What you will do » Locate the lines that hold the string "Stück". Copy every such line.
• • • • • • •
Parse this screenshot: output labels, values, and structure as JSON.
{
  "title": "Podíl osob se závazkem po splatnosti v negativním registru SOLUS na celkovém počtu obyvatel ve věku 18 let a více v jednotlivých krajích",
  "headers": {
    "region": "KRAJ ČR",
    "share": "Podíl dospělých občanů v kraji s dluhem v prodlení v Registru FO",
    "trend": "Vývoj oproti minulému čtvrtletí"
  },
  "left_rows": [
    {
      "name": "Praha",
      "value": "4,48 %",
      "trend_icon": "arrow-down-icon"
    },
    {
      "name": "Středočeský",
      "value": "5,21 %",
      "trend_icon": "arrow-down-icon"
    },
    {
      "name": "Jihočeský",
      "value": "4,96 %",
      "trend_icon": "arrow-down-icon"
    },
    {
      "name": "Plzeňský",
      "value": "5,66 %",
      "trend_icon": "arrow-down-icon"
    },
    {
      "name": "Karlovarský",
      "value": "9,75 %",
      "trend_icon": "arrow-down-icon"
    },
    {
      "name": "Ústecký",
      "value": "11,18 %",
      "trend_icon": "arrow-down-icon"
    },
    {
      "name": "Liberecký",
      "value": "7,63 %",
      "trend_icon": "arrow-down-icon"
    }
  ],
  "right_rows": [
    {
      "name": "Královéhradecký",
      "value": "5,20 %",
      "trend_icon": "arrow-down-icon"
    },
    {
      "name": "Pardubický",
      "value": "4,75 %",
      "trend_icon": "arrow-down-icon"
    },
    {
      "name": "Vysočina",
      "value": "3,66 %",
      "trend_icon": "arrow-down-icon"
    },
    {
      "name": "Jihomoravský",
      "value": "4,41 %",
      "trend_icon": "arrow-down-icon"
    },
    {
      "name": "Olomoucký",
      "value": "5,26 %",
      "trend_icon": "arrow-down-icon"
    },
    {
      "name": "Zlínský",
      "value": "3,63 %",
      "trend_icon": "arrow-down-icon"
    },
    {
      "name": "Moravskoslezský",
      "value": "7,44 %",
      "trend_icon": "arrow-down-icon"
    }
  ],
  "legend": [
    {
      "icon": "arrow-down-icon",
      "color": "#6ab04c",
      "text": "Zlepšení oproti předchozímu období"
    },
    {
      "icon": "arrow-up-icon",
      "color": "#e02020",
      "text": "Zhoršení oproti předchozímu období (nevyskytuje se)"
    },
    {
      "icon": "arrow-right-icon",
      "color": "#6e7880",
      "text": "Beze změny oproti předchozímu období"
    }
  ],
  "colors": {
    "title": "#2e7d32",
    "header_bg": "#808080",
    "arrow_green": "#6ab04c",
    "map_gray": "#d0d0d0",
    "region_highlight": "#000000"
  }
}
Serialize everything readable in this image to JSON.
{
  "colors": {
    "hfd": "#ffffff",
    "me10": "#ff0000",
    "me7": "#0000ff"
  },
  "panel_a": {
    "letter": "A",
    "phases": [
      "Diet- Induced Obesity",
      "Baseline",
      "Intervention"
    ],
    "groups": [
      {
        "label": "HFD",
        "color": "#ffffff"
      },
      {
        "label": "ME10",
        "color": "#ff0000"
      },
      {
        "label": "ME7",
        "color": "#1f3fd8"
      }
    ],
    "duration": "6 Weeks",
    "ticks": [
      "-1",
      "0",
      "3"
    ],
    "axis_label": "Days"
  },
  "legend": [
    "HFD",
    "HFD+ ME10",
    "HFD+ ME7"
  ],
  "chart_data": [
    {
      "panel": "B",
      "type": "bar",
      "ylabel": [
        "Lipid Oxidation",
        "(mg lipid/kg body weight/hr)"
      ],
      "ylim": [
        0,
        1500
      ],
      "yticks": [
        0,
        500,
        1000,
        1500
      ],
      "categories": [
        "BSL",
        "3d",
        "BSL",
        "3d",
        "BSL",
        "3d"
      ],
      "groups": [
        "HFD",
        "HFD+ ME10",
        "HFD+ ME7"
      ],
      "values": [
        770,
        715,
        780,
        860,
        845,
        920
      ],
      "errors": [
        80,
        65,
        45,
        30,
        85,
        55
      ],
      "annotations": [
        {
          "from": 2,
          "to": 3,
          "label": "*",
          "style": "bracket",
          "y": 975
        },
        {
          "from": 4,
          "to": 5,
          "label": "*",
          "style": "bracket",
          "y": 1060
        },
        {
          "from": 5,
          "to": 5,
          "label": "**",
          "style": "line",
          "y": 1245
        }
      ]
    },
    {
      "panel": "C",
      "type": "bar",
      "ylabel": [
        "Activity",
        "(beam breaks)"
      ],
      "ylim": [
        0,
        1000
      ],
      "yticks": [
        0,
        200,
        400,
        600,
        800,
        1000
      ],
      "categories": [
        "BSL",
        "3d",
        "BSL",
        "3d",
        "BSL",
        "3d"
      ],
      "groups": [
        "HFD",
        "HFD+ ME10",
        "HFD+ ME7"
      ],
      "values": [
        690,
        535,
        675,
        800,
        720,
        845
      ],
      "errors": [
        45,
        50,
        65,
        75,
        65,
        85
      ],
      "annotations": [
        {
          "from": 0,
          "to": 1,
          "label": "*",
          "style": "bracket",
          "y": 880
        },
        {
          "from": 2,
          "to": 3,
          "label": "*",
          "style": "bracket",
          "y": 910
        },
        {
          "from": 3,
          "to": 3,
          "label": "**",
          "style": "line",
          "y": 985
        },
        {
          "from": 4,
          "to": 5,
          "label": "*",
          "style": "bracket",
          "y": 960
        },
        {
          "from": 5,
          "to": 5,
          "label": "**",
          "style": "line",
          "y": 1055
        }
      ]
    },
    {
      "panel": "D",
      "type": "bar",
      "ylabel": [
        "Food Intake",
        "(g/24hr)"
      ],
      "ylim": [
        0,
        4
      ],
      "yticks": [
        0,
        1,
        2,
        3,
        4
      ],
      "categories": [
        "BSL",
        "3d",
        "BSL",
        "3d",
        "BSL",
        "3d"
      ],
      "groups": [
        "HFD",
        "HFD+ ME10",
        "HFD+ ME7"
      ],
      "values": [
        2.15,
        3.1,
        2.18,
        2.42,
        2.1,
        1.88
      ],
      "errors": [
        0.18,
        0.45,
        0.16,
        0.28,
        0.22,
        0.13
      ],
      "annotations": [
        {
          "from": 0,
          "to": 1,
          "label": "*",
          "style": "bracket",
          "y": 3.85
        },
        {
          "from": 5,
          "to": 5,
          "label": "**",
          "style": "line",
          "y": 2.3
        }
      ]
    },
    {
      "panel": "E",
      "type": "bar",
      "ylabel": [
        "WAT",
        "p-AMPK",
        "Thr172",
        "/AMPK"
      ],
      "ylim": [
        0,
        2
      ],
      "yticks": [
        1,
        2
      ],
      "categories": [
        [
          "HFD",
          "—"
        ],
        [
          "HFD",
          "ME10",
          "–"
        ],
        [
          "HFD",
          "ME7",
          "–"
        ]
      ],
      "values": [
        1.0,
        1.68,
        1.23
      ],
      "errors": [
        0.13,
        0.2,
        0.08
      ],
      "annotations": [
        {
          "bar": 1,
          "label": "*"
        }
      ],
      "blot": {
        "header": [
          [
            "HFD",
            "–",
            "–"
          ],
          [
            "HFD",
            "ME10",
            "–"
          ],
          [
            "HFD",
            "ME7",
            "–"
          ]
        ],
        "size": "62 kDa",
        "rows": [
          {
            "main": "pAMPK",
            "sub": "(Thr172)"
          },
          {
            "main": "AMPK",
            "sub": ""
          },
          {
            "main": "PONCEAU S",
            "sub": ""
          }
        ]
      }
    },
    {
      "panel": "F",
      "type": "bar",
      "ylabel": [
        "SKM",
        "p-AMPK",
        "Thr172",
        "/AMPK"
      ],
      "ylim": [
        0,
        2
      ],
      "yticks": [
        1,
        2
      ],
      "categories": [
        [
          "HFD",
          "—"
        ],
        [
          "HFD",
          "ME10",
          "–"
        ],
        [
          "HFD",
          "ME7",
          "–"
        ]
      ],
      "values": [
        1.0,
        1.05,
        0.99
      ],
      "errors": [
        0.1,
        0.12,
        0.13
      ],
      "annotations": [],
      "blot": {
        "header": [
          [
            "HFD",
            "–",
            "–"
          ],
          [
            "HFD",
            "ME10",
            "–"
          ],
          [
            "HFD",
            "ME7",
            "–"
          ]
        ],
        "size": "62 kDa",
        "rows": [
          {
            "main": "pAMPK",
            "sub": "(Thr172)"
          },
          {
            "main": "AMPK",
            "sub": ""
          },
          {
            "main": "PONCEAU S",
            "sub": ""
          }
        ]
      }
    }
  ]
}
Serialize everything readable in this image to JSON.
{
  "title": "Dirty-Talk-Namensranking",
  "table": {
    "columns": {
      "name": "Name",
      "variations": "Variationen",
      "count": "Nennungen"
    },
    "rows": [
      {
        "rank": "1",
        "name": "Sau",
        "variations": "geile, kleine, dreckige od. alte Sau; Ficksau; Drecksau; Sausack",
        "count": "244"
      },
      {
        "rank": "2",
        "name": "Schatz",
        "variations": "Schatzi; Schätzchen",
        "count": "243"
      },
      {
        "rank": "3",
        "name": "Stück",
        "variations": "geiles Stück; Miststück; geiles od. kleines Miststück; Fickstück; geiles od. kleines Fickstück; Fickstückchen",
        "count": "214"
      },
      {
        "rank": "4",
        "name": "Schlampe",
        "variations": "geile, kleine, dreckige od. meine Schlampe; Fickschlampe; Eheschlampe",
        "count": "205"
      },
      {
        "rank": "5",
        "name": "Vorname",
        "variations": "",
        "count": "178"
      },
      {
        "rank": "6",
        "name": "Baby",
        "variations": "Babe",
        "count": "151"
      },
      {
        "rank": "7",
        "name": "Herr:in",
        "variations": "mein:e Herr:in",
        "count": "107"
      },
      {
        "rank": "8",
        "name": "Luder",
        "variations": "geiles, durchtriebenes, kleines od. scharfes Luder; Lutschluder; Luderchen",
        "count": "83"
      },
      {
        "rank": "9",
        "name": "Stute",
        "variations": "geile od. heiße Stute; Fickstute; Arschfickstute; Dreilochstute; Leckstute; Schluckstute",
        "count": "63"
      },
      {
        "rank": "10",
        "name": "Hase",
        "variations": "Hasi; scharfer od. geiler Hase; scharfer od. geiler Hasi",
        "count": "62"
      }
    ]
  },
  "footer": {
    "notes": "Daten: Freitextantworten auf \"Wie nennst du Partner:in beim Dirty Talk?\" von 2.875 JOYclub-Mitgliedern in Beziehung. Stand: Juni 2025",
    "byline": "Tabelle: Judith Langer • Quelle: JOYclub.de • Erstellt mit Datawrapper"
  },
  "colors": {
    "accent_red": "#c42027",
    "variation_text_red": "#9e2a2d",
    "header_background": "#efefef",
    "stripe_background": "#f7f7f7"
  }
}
• • • • • • •
Finished exercise »
        "name": "Stück",
        "variations": "geiles Stück; Miststück; geiles od. kleines Miststück; Fickstück; geiles od. kleines Fickstück; Fickstückchen",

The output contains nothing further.